● Collected data
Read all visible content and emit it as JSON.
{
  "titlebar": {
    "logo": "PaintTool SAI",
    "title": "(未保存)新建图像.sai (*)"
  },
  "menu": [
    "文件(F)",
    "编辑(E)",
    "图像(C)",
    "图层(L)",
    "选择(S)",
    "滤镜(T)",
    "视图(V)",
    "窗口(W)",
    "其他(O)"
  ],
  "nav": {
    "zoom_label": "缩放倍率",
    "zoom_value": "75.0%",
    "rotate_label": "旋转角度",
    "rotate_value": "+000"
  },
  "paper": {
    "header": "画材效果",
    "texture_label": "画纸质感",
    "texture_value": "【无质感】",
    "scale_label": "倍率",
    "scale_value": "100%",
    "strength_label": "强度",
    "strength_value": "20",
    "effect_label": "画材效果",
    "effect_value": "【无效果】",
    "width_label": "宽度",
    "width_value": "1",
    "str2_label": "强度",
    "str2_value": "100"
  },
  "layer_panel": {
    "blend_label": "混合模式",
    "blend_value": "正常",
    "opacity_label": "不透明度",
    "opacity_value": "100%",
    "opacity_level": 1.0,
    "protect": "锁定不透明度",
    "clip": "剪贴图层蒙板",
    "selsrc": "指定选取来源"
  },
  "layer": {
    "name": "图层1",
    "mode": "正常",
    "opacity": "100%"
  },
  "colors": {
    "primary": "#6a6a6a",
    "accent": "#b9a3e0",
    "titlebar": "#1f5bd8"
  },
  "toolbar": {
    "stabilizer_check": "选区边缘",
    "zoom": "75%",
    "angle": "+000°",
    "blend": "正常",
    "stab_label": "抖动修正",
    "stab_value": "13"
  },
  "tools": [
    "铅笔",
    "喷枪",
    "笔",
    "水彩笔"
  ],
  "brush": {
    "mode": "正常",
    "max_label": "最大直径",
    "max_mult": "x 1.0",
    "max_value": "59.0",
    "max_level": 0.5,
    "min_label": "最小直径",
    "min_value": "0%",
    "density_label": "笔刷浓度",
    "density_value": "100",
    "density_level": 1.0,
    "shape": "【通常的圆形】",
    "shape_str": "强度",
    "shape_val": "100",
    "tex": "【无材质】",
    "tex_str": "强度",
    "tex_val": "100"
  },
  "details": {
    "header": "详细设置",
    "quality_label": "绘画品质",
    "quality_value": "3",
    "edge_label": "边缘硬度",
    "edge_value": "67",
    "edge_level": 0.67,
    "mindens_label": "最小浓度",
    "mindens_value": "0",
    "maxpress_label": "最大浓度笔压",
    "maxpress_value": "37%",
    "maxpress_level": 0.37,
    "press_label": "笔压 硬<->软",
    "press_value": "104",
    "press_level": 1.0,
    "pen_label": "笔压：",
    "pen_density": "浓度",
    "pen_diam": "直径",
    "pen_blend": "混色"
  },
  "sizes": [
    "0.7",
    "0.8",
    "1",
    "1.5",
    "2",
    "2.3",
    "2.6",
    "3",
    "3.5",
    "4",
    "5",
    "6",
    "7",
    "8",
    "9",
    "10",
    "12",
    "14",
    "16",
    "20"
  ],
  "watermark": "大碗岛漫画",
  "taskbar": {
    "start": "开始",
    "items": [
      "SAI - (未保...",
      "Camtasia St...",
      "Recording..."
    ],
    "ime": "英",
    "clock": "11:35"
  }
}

● TASK DETAILS
Each line of the listing above should be output exactly.

● RESPONSE TO THIS TASK
Read all visible content and emit it as JSON.
{
  "titlebar": {
    "logo": "PaintTool SAI",
    "title": "(未保存)新建图像.sai (*)"
  },
  "menu": [
    "文件(F)",
    "编辑(E)",
    "图像(C)",
    "图层(L)",
    "选择(S)",
    "滤镜(T)",
    "视图(V)",
    "窗口(W)",
    "其他(O)"
  ],
  "nav": {
    "zoom_label": "缩放倍率",
    "zoom_value": "75.0%",
    "rotate_label": "旋转角度",
    "rotate_value": "+000"
  },
  "paper": {
    "header": "画材效果",
    "texture_label": "画纸质感",
    "texture_value": "【无质感】",
    "scale_label": "倍率",
    "scale_value": "100%",
    "strength_label": "强度",
    "strength_value": "20",
    "effect_label": "画材效果",
    "effect_value": "【无效果】",
    "width_label": "宽度",
    "width_value": "1",
    "str2_label": "强度",
    "str2_value": "100"
  },
  "layer_panel": {
    "blend_label": "混合模式",
    "blend_value": "正常",
    "opacity_label": "不透明度",
    "opacity_value": "100%",
    "opacity_level": 1.0,
    "protect": "锁定不透明度",
    "clip": "剪贴图层蒙板",
    "selsrc": "指定选取来源"
  },
  "layer": {
    "name": "图层1",
    "mode": "正常",
    "opacity": "100%"
  },
  "colors": {
    "primary": "#6a6a6a",
    "accent": "#b9a3e0",
    "titlebar": "#1f5bd8"
  },
  "toolbar": {
    "stabilizer_check": "选区边缘",
    "zoom": "75%",
    "angle": "+000°",
    "blend": "正常",
    "stab_label": "抖动修正",
    "stab_value": "13"
  },
  "tools": [
    "铅笔",
    "喷枪",
    "笔",
    "水彩笔"
  ],
  "brush": {
    "mode": "正常",
    "max_label": "最大直径",
    "max_mult": "x 1.0",
    "max_value": "59.0",
    "max_level": 0.5,
    "min_label": "最小直径",
    "min_value": "0%",
    "density_label": "笔刷浓度",
    "density_value": "100",
    "density_level": 1.0,
    "shape": "【通常的圆形】",
    "shape_str": "强度",
    "shape_val": "100",
    "tex": "【无材质】",
    "tex_str": "强度",
    "tex_val": "100"
  },
  "details": {
    "header": "详细设置",
    "quality_label": "绘画品质",
    "quality_value": "3",
    "edge_label": "边缘硬度",
    "edge_value": "67",
    "edge_level": 0.67,
    "mindens_label": "最小浓度",
    "mindens_value": "0",
    "maxpress_label": "最大浓度笔压",
    "maxpress_value": "37%",
    "maxpress_level": 0.37,
    "press_label": "笔压 硬<->软",
    "press_value": "104",
    "press_level": 1.0,
    "pen_label": "笔压：",
    "pen_density": "浓度",
    "pen_diam": "直径",
    "pen_blend": "混色"
  },
  "sizes": [
    "0.7",
    "0.8",
    "1",
    "1.5",
    "2",
    "2.3",
    "2.6",
    "3",
    "3.5",
    "4",
    "5",
    "6",
    "7",
    "8",
    "9",
    "10",
    "12",
    "14",
    "16",
    "20"
  ],
  "watermark": "大碗岛漫画",
  "taskbar": {
    "start": "开始",
    "items": [
      "SAI - (未保...",
      "Camtasia St...",
      "Recording..."
    ],
    "ime": "英",
    "clock": "11:35"
  }
}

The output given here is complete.